GIVEN TASK: Transcribe every line of the records verbatim.

SUPPLIED RECORDS:
======
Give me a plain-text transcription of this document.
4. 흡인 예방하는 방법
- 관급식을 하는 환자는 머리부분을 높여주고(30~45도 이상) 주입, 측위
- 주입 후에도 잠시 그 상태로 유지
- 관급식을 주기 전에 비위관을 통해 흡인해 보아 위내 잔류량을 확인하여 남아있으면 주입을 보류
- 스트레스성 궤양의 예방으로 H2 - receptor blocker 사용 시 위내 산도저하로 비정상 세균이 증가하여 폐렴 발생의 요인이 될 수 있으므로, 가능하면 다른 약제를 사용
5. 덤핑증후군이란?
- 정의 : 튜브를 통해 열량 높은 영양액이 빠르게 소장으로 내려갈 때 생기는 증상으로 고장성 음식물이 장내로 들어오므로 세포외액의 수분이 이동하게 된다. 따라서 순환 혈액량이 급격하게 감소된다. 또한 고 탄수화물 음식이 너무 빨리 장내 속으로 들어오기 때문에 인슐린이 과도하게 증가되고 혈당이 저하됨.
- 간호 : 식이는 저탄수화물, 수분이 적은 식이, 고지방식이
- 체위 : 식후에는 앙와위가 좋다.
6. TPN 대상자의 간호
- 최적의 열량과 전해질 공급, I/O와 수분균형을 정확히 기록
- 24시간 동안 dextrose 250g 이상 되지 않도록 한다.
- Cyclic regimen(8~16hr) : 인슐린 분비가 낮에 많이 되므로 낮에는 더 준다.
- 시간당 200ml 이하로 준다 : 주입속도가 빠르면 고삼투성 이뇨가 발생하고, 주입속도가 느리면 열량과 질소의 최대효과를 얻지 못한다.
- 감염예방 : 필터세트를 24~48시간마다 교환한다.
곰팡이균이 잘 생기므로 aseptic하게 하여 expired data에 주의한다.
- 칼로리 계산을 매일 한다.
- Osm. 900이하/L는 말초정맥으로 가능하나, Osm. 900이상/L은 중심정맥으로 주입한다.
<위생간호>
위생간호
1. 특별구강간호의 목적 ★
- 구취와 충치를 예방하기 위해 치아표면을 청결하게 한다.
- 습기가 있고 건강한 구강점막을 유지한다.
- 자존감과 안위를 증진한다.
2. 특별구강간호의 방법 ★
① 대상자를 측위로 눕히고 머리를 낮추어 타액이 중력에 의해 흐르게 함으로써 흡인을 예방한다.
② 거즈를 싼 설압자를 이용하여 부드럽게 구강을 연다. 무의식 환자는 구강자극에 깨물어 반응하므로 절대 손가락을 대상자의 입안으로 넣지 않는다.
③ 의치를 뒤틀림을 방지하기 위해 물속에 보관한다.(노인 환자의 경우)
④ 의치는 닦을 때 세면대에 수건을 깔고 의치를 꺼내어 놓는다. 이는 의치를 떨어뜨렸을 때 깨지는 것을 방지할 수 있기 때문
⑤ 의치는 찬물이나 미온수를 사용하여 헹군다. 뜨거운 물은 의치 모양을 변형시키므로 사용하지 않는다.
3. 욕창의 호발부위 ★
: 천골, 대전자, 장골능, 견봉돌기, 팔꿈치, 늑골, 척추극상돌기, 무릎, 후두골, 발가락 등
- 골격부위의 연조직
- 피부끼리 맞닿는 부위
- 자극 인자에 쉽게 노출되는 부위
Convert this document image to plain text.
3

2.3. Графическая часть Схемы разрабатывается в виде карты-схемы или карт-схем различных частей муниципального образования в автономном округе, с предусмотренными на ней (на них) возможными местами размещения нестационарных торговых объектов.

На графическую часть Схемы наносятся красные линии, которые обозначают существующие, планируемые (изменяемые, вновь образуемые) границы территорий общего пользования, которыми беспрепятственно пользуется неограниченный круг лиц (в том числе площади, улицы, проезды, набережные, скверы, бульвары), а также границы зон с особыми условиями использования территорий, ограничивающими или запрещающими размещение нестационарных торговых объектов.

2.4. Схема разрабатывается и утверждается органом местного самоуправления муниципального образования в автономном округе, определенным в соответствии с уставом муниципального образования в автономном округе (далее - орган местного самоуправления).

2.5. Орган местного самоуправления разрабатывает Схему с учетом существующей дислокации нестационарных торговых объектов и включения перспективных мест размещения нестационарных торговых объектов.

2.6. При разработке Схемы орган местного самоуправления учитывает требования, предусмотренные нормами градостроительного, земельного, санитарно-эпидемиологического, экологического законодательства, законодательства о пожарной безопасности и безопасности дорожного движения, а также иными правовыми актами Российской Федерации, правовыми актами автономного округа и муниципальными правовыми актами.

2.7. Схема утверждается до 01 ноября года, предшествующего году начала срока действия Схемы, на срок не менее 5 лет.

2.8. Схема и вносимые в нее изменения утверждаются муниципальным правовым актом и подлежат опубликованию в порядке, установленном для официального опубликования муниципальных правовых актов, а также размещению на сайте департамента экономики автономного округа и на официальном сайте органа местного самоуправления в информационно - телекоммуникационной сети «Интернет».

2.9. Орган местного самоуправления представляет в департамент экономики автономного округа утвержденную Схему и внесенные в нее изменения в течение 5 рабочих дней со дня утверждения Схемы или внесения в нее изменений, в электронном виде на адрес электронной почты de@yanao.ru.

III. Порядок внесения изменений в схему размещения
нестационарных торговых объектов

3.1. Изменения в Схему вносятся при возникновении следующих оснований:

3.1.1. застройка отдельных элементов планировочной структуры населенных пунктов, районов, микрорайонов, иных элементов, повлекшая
======
EXPECTED OUTPUT:
Give me a plain-text transcription of this document.
4. 흡인 예방하는 방법
- 관급식을 하는 환자는 머리부분을 높여주고(30~45도 이상) 주입, 측위
- 주입 후에도 잠시 그 상태로 유지
- 관급식을 주기 전에 비위관을 통해 흡인해 보아 위내 잔류량을 확인하여 남아있으면 주입을 보류
- 스트레스성 궤양의 예방으로 H2 - receptor blocker 사용 시 위내 산도저하로 비정상 세균이 증가하여 폐렴 발생의 요인이 될 수 있으므로, 가능하면 다른 약제를 사용
5. 덤핑증후군이란?
- 정의 : 튜브를 통해 열량 높은 영양액이 빠르게 소장으로 내려갈 때 생기는 증상으로 고장성 음식물이 장내로 들어오므로 세포외액의 수분이 이동하게 된다. 따라서 순환 혈액량이 급격하게 감소된다. 또한 고 탄수화물 음식이 너무 빨리 장내 속으로 들어오기 때문에 인슐린이 과도하게 증가되고 혈당이 저하됨.
- 간호 : 식이는 저탄수화물, 수분이 적은 식이, 고지방식이
- 체위 : 식후에는 앙와위가 좋다.
6. TPN 대상자의 간호
- 최적의 열량과 전해질 공급, I/O와 수분균형을 정확히 기록
- 24시간 동안 dextrose 250g 이상 되지 않도록 한다.
- Cyclic regimen(8~16hr) : 인슐린 분비가 낮에 많이 되므로 낮에는 더 준다.
- 시간당 200ml 이하로 준다 : 주입속도가 빠르면 고삼투성 이뇨가 발생하고, 주입속도가 느리면 열량과 질소의 최대효과를 얻지 못한다.
- 감염예방 : 필터세트를 24~48시간마다 교환한다.
곰팡이균이 잘 생기므로 aseptic하게 하여 expired data에 주의한다.
- 칼로리 계산을 매일 한다.
- Osm. 900이하/L는 말초정맥으로 가능하나, Osm. 900이상/L은 중심정맥으로 주입한다.
<위생간호>
위생간호
1. 특별구강간호의 목적 ★
- 구취와 충치를 예방하기 위해 치아표면을 청결하게 한다.
- 습기가 있고 건강한 구강점막을 유지한다.
- 자존감과 안위를 증진한다.
2. 특별구강간호의 방법 ★
① 대상자를 측위로 눕히고 머리를 낮추어 타액이 중력에 의해 흐르게 함으로써 흡인을 예방한다.
② 거즈를 싼 설압자를 이용하여 부드럽게 구강을 연다. 무의식 환자는 구강자극에 깨물어 반응하므로 절대 손가락을 대상자의 입안으로 넣지 않는다.
③ 의치를 뒤틀림을 방지하기 위해 물속에 보관한다.(노인 환자의 경우)
④ 의치는 닦을 때 세면대에 수건을 깔고 의치를 꺼내어 놓는다. 이는 의치를 떨어뜨렸을 때 깨지는 것을 방지할 수 있기 때문
⑤ 의치는 찬물이나 미온수를 사용하여 헹군다. 뜨거운 물은 의치 모양을 변형시키므로 사용하지 않는다.
3. 욕창의 호발부위 ★
: 천골, 대전자, 장골능, 견봉돌기, 팔꿈치, 늑골, 척추극상돌기, 무릎, 후두골, 발가락 등
- 골격부위의 연조직
- 피부끼리 맞닿는 부위
- 자극 인자에 쉽게 노출되는 부위
Convert this document image to plain text.
3

2.3. Графическая часть Схемы разрабатывается в виде карты-схемы или карт-схем различных частей муниципального образования в автономном округе, с предусмотренными на ней (на них) возможными местами размещения нестационарных торговых объектов.

На графическую часть Схемы наносятся красные линии, которые обозначают существующие, планируемые (изменяемые, вновь образуемые) границы территорий общего пользования, которыми беспрепятственно пользуется неограниченный круг лиц (в том числе площади, улицы, проезды, набережные, скверы, бульвары), а также границы зон с особыми условиями использования территорий, ограничивающими или запрещающими размещение нестационарных торговых объектов.

2.4. Схема разрабатывается и утверждается органом местного самоуправления муниципального образования в автономном округе, определенным в соответствии с уставом муниципального образования в автономном округе (далее - орган местного самоуправления).

2.5. Орган местного самоуправления разрабатывает Схему с учетом существующей дислокации нестационарных торговых объектов и включения перспективных мест размещения нестационарных торговых объектов.

2.6. При разработке Схемы орган местного самоуправления учитывает требования, предусмотренные нормами градостроительного, земельного, санитарно-эпидемиологического, экологического законодательства, законодательства о пожарной безопасности и безопасности дорожного движения, а также иными правовыми актами Российской Федерации, правовыми актами автономного округа и муниципальными правовыми актами.

2.7. Схема утверждается до 01 ноября года, предшествующего году начала срока действия Схемы, на срок не менее 5 лет.

2.8. Схема и вносимые в нее изменения утверждаются муниципальным правовым актом и подлежат опубликованию в порядке, установленном для официального опубликования муниципальных правовых актов, а также размещению на сайте департамента экономики автономного округа и на официальном сайте органа местного самоуправления в информационно - телекоммуникационной сети «Интернет».

2.9. Орган местного самоуправления представляет в департамент экономики автономного округа утвержденную Схему и внесенные в нее изменения в течение 5 рабочих дней со дня утверждения Схемы или внесения в нее изменений, в электронном виде на адрес электронной почты de@yanao.ru.

III. Порядок внесения изменений в схему размещения
нестационарных торговых объектов

3.1. Изменения в Схему вносятся при возникновении следующих оснований:

3.1.1. застройка отдельных элементов планировочной структуры населенных пунктов, районов, микрорайонов, иных элементов, повлекшая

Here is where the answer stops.